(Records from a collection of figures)
◇ ◇ ◇ ◇ ◇ ◇ ◇
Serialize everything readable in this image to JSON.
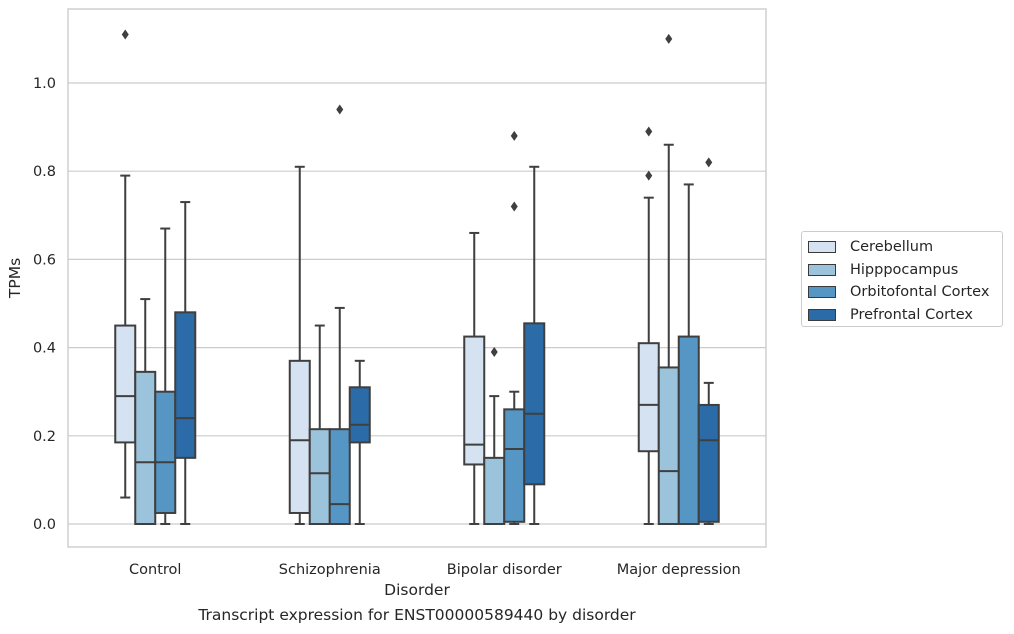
{
  "chart_data": {
    "type": "box",
    "title": "",
    "xlabel": "Disorder",
    "ylabel": "TPMs",
    "ylim": [
      -0.054,
      1.17
    ],
    "yticks": [
      0.0,
      0.2,
      0.4,
      0.6,
      0.8,
      1.0
    ],
    "ytick_labels": [
      "0.0",
      "0.2",
      "0.4",
      "0.6",
      "0.8",
      "1.0"
    ],
    "categories": [
      "Control",
      "Schizophrenia",
      "Bipolar disorder",
      "Major depression"
    ],
    "grid": "horizontal",
    "legend_position": "right",
    "series": [
      {
        "name": "Cerebellum",
        "color": "#d4e2f2",
        "boxes": [
          {
            "whislo": 0.06,
            "q1": 0.185,
            "med": 0.29,
            "q3": 0.45,
            "whishi": 0.79,
            "fliers": [
              1.11
            ]
          },
          {
            "whislo": 0.0,
            "q1": 0.025,
            "med": 0.19,
            "q3": 0.37,
            "whishi": 0.81,
            "fliers": []
          },
          {
            "whislo": 0.0,
            "q1": 0.135,
            "med": 0.18,
            "q3": 0.425,
            "whishi": 0.66,
            "fliers": []
          },
          {
            "whislo": 0.0,
            "q1": 0.165,
            "med": 0.27,
            "q3": 0.41,
            "whishi": 0.74,
            "fliers": [
              0.79,
              0.89
            ]
          }
        ]
      },
      {
        "name": "Hipppocampus",
        "color": "#9bc4dc",
        "boxes": [
          {
            "whislo": 0.0,
            "q1": 0.0,
            "med": 0.14,
            "q3": 0.345,
            "whishi": 0.51,
            "fliers": []
          },
          {
            "whislo": 0.0,
            "q1": 0.0,
            "med": 0.115,
            "q3": 0.215,
            "whishi": 0.45,
            "fliers": []
          },
          {
            "whislo": 0.0,
            "q1": 0.0,
            "med": 0.0,
            "q3": 0.15,
            "whishi": 0.29,
            "fliers": [
              0.39
            ]
          },
          {
            "whislo": 0.0,
            "q1": 0.0,
            "med": 0.12,
            "q3": 0.355,
            "whishi": 0.86,
            "fliers": [
              1.1
            ]
          }
        ]
      },
      {
        "name": "Orbitofontal Cortex",
        "color": "#5696c5",
        "boxes": [
          {
            "whislo": 0.0,
            "q1": 0.025,
            "med": 0.14,
            "q3": 0.3,
            "whishi": 0.67,
            "fliers": []
          },
          {
            "whislo": 0.0,
            "q1": 0.0,
            "med": 0.045,
            "q3": 0.215,
            "whishi": 0.49,
            "fliers": [
              0.94
            ]
          },
          {
            "whislo": 0.0,
            "q1": 0.005,
            "med": 0.17,
            "q3": 0.26,
            "whishi": 0.3,
            "fliers": [
              0.72,
              0.88
            ]
          },
          {
            "whislo": 0.0,
            "q1": 0.0,
            "med": 0.0,
            "q3": 0.425,
            "whishi": 0.77,
            "fliers": []
          }
        ]
      },
      {
        "name": "Prefrontal Cortex",
        "color": "#2a6ba8",
        "boxes": [
          {
            "whislo": 0.0,
            "q1": 0.15,
            "med": 0.24,
            "q3": 0.48,
            "whishi": 0.73,
            "fliers": []
          },
          {
            "whislo": 0.0,
            "q1": 0.185,
            "med": 0.225,
            "q3": 0.31,
            "whishi": 0.37,
            "fliers": []
          },
          {
            "whislo": 0.0,
            "q1": 0.09,
            "med": 0.25,
            "q3": 0.455,
            "whishi": 0.81,
            "fliers": []
          },
          {
            "whislo": 0.0,
            "q1": 0.005,
            "med": 0.19,
            "q3": 0.27,
            "whishi": 0.32,
            "fliers": [
              0.82
            ]
          }
        ]
      }
    ]
  },
  "caption": "Transcript expression for ENST00000589440 by disorder"
}
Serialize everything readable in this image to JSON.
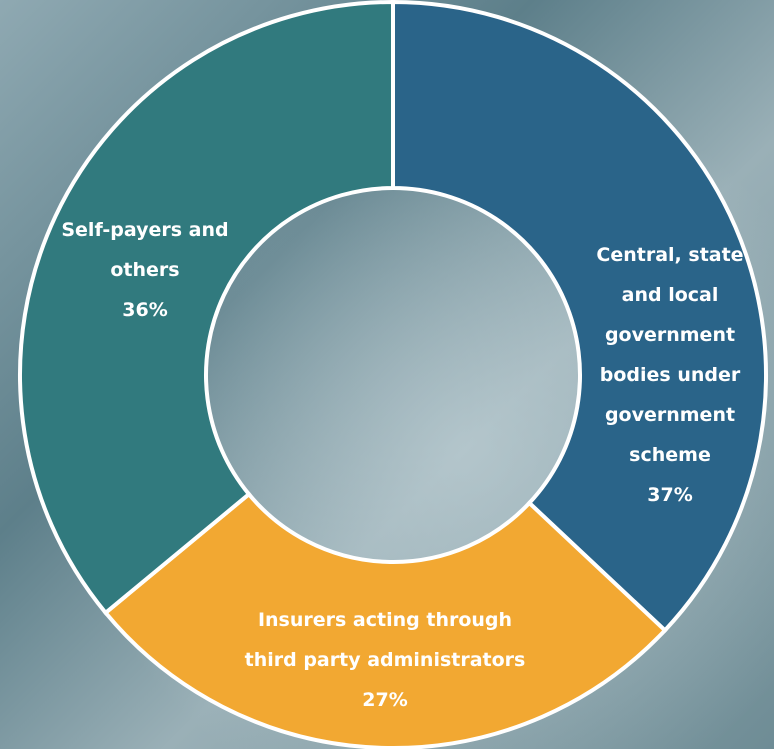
{
  "chart_data": {
    "type": "pie",
    "donut": true,
    "categories": [
      "Central, state and local government bodies under government scheme",
      "Insurers acting through third party administrators",
      "Self-payers and others"
    ],
    "values": [
      37,
      27,
      36
    ],
    "value_labels": [
      "37%",
      "27%",
      "36%"
    ],
    "colors": [
      "#2a6489",
      "#f2a832",
      "#317a7e"
    ]
  }
}
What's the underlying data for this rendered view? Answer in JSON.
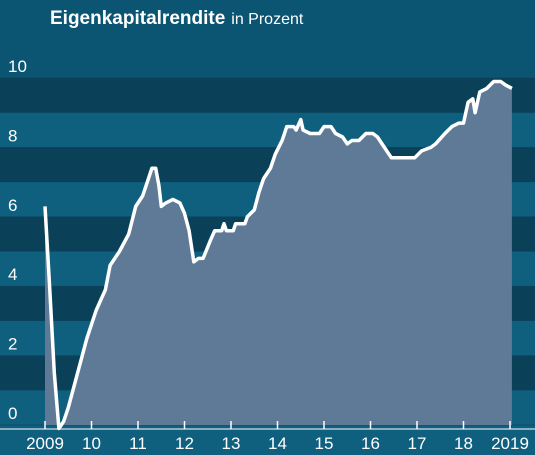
{
  "chart_data": {
    "type": "area",
    "title": "Eigenkapitalrendite",
    "subtitle": "in Prozent",
    "x": [
      2009.0,
      2009.1,
      2009.2,
      2009.3,
      2009.4,
      2009.5,
      2009.7,
      2009.9,
      2010.1,
      2010.3,
      2010.4,
      2010.6,
      2010.8,
      2010.95,
      2011.1,
      2011.2,
      2011.3,
      2011.38,
      2011.45,
      2011.5,
      2011.6,
      2011.75,
      2011.9,
      2012.0,
      2012.1,
      2012.2,
      2012.3,
      2012.4,
      2012.55,
      2012.65,
      2012.8,
      2012.85,
      2012.9,
      2013.05,
      2013.1,
      2013.3,
      2013.35,
      2013.5,
      2013.6,
      2013.7,
      2013.85,
      2013.95,
      2014.1,
      2014.2,
      2014.35,
      2014.4,
      2014.5,
      2014.55,
      2014.7,
      2014.9,
      2015.0,
      2015.15,
      2015.25,
      2015.4,
      2015.5,
      2015.6,
      2015.75,
      2015.9,
      2016.05,
      2016.15,
      2016.3,
      2016.45,
      2016.6,
      2016.8,
      2016.95,
      2017.1,
      2017.3,
      2017.4,
      2017.6,
      2017.75,
      2017.9,
      2018.0,
      2018.1,
      2018.2,
      2018.25,
      2018.35,
      2018.5,
      2018.65,
      2018.8,
      2018.9,
      2019.04
    ],
    "values": [
      6.3,
      4.0,
      1.5,
      -0.1,
      0.1,
      0.5,
      1.5,
      2.5,
      3.3,
      3.9,
      4.6,
      5.0,
      5.5,
      6.3,
      6.6,
      7.0,
      7.4,
      7.4,
      6.9,
      6.3,
      6.4,
      6.5,
      6.4,
      6.1,
      5.6,
      4.7,
      4.8,
      4.8,
      5.3,
      5.6,
      5.6,
      5.8,
      5.6,
      5.6,
      5.8,
      5.8,
      6.0,
      6.2,
      6.7,
      7.1,
      7.4,
      7.8,
      8.2,
      8.6,
      8.6,
      8.5,
      8.8,
      8.5,
      8.4,
      8.4,
      8.6,
      8.6,
      8.4,
      8.3,
      8.1,
      8.2,
      8.2,
      8.4,
      8.4,
      8.3,
      8.0,
      7.7,
      7.7,
      7.7,
      7.7,
      7.9,
      8.0,
      8.1,
      8.4,
      8.6,
      8.7,
      8.7,
      9.3,
      9.4,
      9.0,
      9.6,
      9.7,
      9.9,
      9.9,
      9.8,
      9.7
    ],
    "color": "#5f7a97",
    "line_color": "#ffffff",
    "xlim": [
      2009,
      2019
    ],
    "ylim": [
      0,
      10
    ],
    "xticks": [
      2009,
      {
        "value": 2010,
        "label": "10"
      },
      {
        "value": 2011,
        "label": "11"
      },
      {
        "value": 2012,
        "label": "12"
      },
      {
        "value": 2013,
        "label": "13"
      },
      {
        "value": 2014,
        "label": "14"
      },
      {
        "value": 2015,
        "label": "15"
      },
      {
        "value": 2016,
        "label": "16"
      },
      {
        "value": 2017,
        "label": "17"
      },
      {
        "value": 2018,
        "label": "18"
      },
      2019
    ],
    "yticks": [
      0,
      2,
      4,
      6,
      8,
      10
    ]
  }
}
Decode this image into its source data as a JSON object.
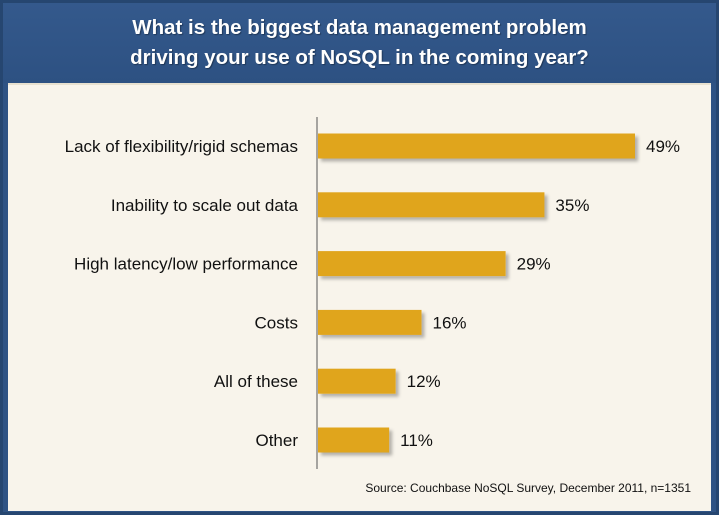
{
  "colors": {
    "frame": "#2f5384",
    "panel": "#f8f4eb",
    "bar": "#e0a51f",
    "bar_shadow": "#b9b3a6",
    "axis": "#555555"
  },
  "header": {
    "title_line1": "What is the biggest data management problem",
    "title_line2": "driving your use of NoSQL in the coming year?"
  },
  "footer": {
    "source": "Source: Couchbase NoSQL Survey, December 2011, n=1351"
  },
  "chart_data": {
    "type": "bar",
    "orientation": "horizontal",
    "categories": [
      "Lack of flexibility/rigid schemas",
      "Inability to scale out data",
      "High latency/low performance",
      "Costs",
      "All of these",
      "Other"
    ],
    "values": [
      49,
      35,
      29,
      16,
      12,
      11
    ],
    "value_labels": [
      "49%",
      "35%",
      "29%",
      "16%",
      "12%",
      "11%"
    ],
    "unit": "%",
    "xlim": [
      0,
      50
    ],
    "grid": false,
    "legend": "none"
  }
}
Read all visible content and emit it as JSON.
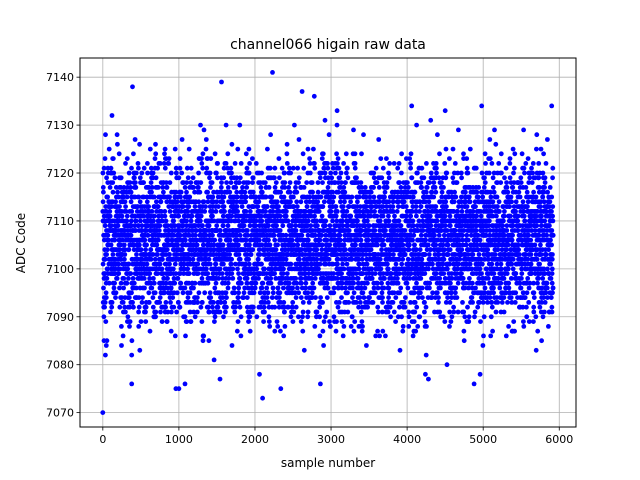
{
  "chart_data": {
    "type": "scatter",
    "title": "channel066 higain raw data",
    "xlabel": "sample number",
    "ylabel": "ADC Code",
    "xlim": [
      -300,
      6220
    ],
    "ylim": [
      7067,
      7144
    ],
    "xticks": [
      0,
      1000,
      2000,
      3000,
      4000,
      5000,
      6000
    ],
    "yticks": [
      7070,
      7080,
      7090,
      7100,
      7110,
      7120,
      7130,
      7140
    ],
    "grid": true,
    "marker_color": "#0000ff",
    "series": [
      {
        "n_points": 5900,
        "x_range": [
          0,
          5920
        ],
        "center": 7106,
        "typical_range": [
          7088,
          7124
        ],
        "outliers": [
          {
            "x": 0,
            "y": 7070
          },
          {
            "x": 15,
            "y": 7085
          },
          {
            "x": 35,
            "y": 7128
          },
          {
            "x": 120,
            "y": 7132
          },
          {
            "x": 390,
            "y": 7138
          },
          {
            "x": 380,
            "y": 7076
          },
          {
            "x": 960,
            "y": 7075
          },
          {
            "x": 1000,
            "y": 7075
          },
          {
            "x": 1080,
            "y": 7076
          },
          {
            "x": 1540,
            "y": 7077
          },
          {
            "x": 1560,
            "y": 7139
          },
          {
            "x": 1620,
            "y": 7130
          },
          {
            "x": 2060,
            "y": 7078
          },
          {
            "x": 2100,
            "y": 7073
          },
          {
            "x": 2230,
            "y": 7141
          },
          {
            "x": 2340,
            "y": 7075
          },
          {
            "x": 2620,
            "y": 7137
          },
          {
            "x": 2780,
            "y": 7136
          },
          {
            "x": 2860,
            "y": 7076
          },
          {
            "x": 2920,
            "y": 7131
          },
          {
            "x": 3080,
            "y": 7133
          },
          {
            "x": 4060,
            "y": 7134
          },
          {
            "x": 4240,
            "y": 7078
          },
          {
            "x": 4280,
            "y": 7077
          },
          {
            "x": 4500,
            "y": 7133
          },
          {
            "x": 4880,
            "y": 7076
          },
          {
            "x": 4960,
            "y": 7078
          },
          {
            "x": 4980,
            "y": 7134
          },
          {
            "x": 5900,
            "y": 7134
          }
        ]
      }
    ]
  }
}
◇ ◇ ◇ ◇ ◇ ◇ ◇
What you have to do: Locate the word "source" in the entries, and copy every line where it is found.

Answer to the problem:
Decode this image into its source data as a JSON object.
    "source": "Source: Couchbase NoSQL Survey, December 2011, n=1351"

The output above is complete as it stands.